▶ [Written problem] Locate the string "from" throughout the material and copy every line in which it occurs.

▶ [Excerpted data]
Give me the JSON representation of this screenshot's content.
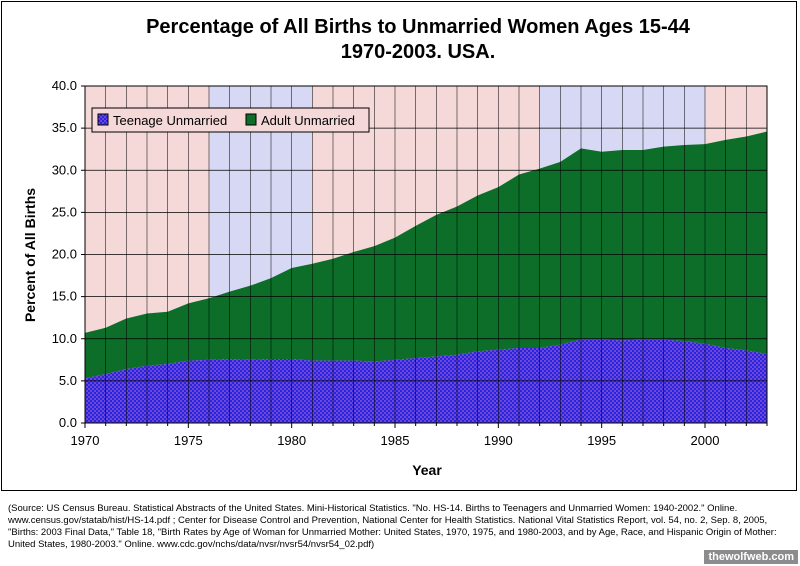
{
  "chart_data": {
    "type": "area",
    "stacked": true,
    "title_line1": "Percentage of All Births to Unmarried Women Ages 15-44",
    "title_line2": "1970-2003. USA.",
    "xlabel": "Year",
    "ylabel": "Percent of All Births",
    "xlim": [
      1970,
      2003
    ],
    "ylim": [
      0,
      40
    ],
    "x_ticks": [
      "1970",
      "1975",
      "1980",
      "1985",
      "1990",
      "1995",
      "2000"
    ],
    "y_ticks": [
      "0.0",
      "5.0",
      "10.0",
      "15.0",
      "20.0",
      "25.0",
      "30.0",
      "35.0",
      "40.0"
    ],
    "grid": true,
    "legend_position": "top-left",
    "x": [
      1970,
      1971,
      1972,
      1973,
      1974,
      1975,
      1976,
      1977,
      1978,
      1979,
      1980,
      1981,
      1982,
      1983,
      1984,
      1985,
      1986,
      1987,
      1988,
      1989,
      1990,
      1991,
      1992,
      1993,
      1994,
      1995,
      1996,
      1997,
      1998,
      1999,
      2000,
      2001,
      2002,
      2003
    ],
    "series": [
      {
        "name": "Teenage Unmarried",
        "values": [
          5.3,
          5.8,
          6.4,
          6.8,
          7.0,
          7.4,
          7.5,
          7.6,
          7.5,
          7.6,
          7.6,
          7.4,
          7.4,
          7.4,
          7.3,
          7.5,
          7.7,
          7.9,
          8.1,
          8.5,
          8.7,
          8.9,
          8.9,
          9.3,
          9.9,
          9.9,
          9.8,
          9.9,
          9.9,
          9.7,
          9.4,
          8.9,
          8.6,
          8.2
        ],
        "color": "#2626e0"
      },
      {
        "name": "Adult Unmarried",
        "values": [
          5.4,
          5.5,
          6.0,
          6.2,
          6.2,
          6.8,
          7.3,
          8.0,
          8.8,
          9.6,
          10.8,
          11.5,
          12.1,
          12.9,
          13.7,
          14.5,
          15.7,
          16.8,
          17.6,
          18.5,
          19.3,
          20.6,
          21.3,
          21.7,
          22.7,
          22.3,
          22.6,
          22.5,
          22.9,
          23.3,
          23.7,
          24.7,
          25.4,
          26.4
        ],
        "color": "#0c6e28"
      }
    ],
    "background_bands": [
      {
        "from": 1970,
        "to": 1976,
        "color": "#f5d8d8"
      },
      {
        "from": 1976,
        "to": 1981,
        "color": "#d7d8f4"
      },
      {
        "from": 1981,
        "to": 1992,
        "color": "#f5d8d8"
      },
      {
        "from": 1992,
        "to": 2000,
        "color": "#d7d8f4"
      },
      {
        "from": 2000,
        "to": 2003,
        "color": "#f5d8d8"
      }
    ],
    "source": "(Source: US Census Bureau. Statistical Abstracts of the United States. Mini-Historical Statistics. \"No. HS-14. Births to Teenagers and Unmarried Women: 1940-2002.\" Online. www.census.gov/statab/hist/HS-14.pdf ; Center for Disease Control and Prevention, National Center for Health Statistics. National Vital Statistics Report, vol. 54, no. 2, Sep. 8, 2005, \"Births: 2003 Final Data,\" Table 18, \"Birth Rates by Age of Woman for Unmarried Mother: United States, 1970, 1975, and 1980-2003, and by Age, Race, and Hispanic Origin of Mother: United States, 1980-2003.\" Online. www.cdc.gov/nchs/data/nvsr/nvsr54/nvsr54_02.pdf)",
    "watermark": "thewolfweb.com"
  }
}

▶ [The reply]
        "from": 1970,
        "from": 1976,
        "from": 1981,
        "from": 1992,
        "from": 2000,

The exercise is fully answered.